## GOAL OF THE EXERCISE
Without altering anything, output the material below.

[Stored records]
::::::::::

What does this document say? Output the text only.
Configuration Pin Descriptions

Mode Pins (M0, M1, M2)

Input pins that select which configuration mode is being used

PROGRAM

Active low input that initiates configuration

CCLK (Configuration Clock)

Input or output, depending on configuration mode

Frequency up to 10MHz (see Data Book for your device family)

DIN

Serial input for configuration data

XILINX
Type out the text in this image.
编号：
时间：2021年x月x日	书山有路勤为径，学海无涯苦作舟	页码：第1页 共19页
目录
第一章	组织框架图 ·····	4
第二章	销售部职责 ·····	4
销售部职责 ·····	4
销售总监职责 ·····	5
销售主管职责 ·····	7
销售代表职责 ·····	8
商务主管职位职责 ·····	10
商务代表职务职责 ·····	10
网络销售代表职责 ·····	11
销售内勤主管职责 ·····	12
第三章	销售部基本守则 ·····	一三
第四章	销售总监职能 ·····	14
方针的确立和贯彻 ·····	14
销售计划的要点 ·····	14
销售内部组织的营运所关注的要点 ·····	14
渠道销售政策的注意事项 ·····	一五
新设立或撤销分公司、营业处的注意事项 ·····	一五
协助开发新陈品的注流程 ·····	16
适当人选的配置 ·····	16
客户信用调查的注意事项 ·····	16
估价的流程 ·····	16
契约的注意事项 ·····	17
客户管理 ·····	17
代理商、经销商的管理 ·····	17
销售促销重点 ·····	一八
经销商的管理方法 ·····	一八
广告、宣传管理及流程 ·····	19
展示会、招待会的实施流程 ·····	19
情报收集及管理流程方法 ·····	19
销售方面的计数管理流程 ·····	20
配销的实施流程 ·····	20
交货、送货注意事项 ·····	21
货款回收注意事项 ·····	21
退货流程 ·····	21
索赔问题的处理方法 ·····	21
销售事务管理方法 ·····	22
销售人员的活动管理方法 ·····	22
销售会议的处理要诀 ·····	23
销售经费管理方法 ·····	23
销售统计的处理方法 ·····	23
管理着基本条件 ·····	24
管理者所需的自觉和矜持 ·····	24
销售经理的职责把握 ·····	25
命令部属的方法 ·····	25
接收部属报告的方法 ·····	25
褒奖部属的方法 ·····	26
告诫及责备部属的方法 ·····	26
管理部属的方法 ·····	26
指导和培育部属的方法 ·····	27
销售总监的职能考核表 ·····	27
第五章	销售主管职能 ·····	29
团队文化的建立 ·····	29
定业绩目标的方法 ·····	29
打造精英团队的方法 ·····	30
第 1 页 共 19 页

::::::::::

## EXERCISE RESPONSE
What does this document say? Output the text only.
Configuration Pin Descriptions

Mode Pins (M0, M1, M2)

Input pins that select which configuration mode is being used

PROGRAM

Active low input that initiates configuration

CCLK (Configuration Clock)

Input or output, depending on configuration mode

Frequency up to 10MHz (see Data Book for your device family)

DIN

Serial input for configuration data

XILINX
Type out the text in this image.
编号：
时间：2021年x月x日	书山有路勤为径，学海无涯苦作舟	页码：第1页 共19页
目录
第一章	组织框架图 ·····	4
第二章	销售部职责 ·····	4
销售部职责 ·····	4
销售总监职责 ·····	5
销售主管职责 ·····	7
销售代表职责 ·····	8
商务主管职位职责 ·····	10
商务代表职务职责 ·····	10
网络销售代表职责 ·····	11
销售内勤主管职责 ·····	12
第三章	销售部基本守则 ·····	一三
第四章	销售总监职能 ·····	14
方针的确立和贯彻 ·····	14
销售计划的要点 ·····	14
销售内部组织的营运所关注的要点 ·····	14
渠道销售政策的注意事项 ·····	一五
新设立或撤销分公司、营业处的注意事项 ·····	一五
协助开发新陈品的注流程 ·····	16
适当人选的配置 ·····	16
客户信用调查的注意事项 ·····	16
估价的流程 ·····	16
契约的注意事项 ·····	17
客户管理 ·····	17
代理商、经销商的管理 ·····	17
销售促销重点 ·····	一八
经销商的管理方法 ·····	一八
广告、宣传管理及流程 ·····	19
展示会、招待会的实施流程 ·····	19
情报收集及管理流程方法 ·····	19
销售方面的计数管理流程 ·····	20
配销的实施流程 ·····	20
交货、送货注意事项 ·····	21
货款回收注意事项 ·····	21
退货流程 ·····	21
索赔问题的处理方法 ·····	21
销售事务管理方法 ·····	22
销售人员的活动管理方法 ·····	22
销售会议的处理要诀 ·····	23
销售经费管理方法 ·····	23
销售统计的处理方法 ·····	23
管理着基本条件 ·····	24
管理者所需的自觉和矜持 ·····	24
销售经理的职责把握 ·····	25
命令部属的方法 ·····	25
接收部属报告的方法 ·····	25
褒奖部属的方法 ·····	26
告诫及责备部属的方法 ·····	26
管理部属的方法 ·····	26
指导和培育部属的方法 ·····	27
销售总监的职能考核表 ·····	27
第五章	销售主管职能 ·····	29
团队文化的建立 ·····	29
定业绩目标的方法 ·····	29
打造精英团队的方法 ·····	30
第 1 页 共 19 页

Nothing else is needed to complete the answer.